* [Task description]
Every line that contains the word "icon" should be copied.

----- Record list -----

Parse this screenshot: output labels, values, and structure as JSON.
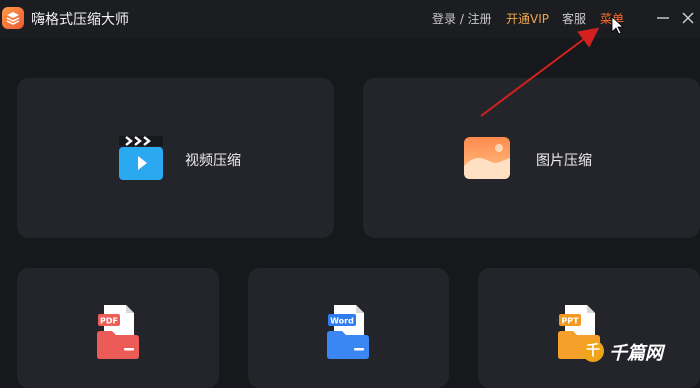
{
  "window": {
    "title": "嗨格式压缩大师",
    "links": {
      "login": "登录 / 注册",
      "vip": "开通VIP",
      "service": "客服",
      "menu": "菜单"
    }
  },
  "cards": {
    "video": {
      "label": "视频压缩",
      "icon": "video-clapper-icon"
    },
    "image": {
      "label": "图片压缩",
      "icon": "image-icon"
    },
    "pdf": {
      "badge": "PDF",
      "icon": "pdf-folder-icon"
    },
    "word": {
      "badge": "Word",
      "icon": "word-folder-icon"
    },
    "ppt": {
      "badge": "PPT",
      "icon": "ppt-folder-icon"
    }
  },
  "watermark": {
    "glyph": "千",
    "text": "千篇网"
  },
  "colors": {
    "background": "#17181b",
    "card": "#24252a",
    "vip": "#f0a44a",
    "menu": "#ff6b2c",
    "annotation_arrow": "#d42020"
  }
}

-----

* [Solution for this task]
      "icon": "video-clapper-icon"
      "icon": "image-icon"
      "icon": "pdf-folder-icon"
      "icon": "word-folder-icon"
      "icon": "ppt-folder-icon"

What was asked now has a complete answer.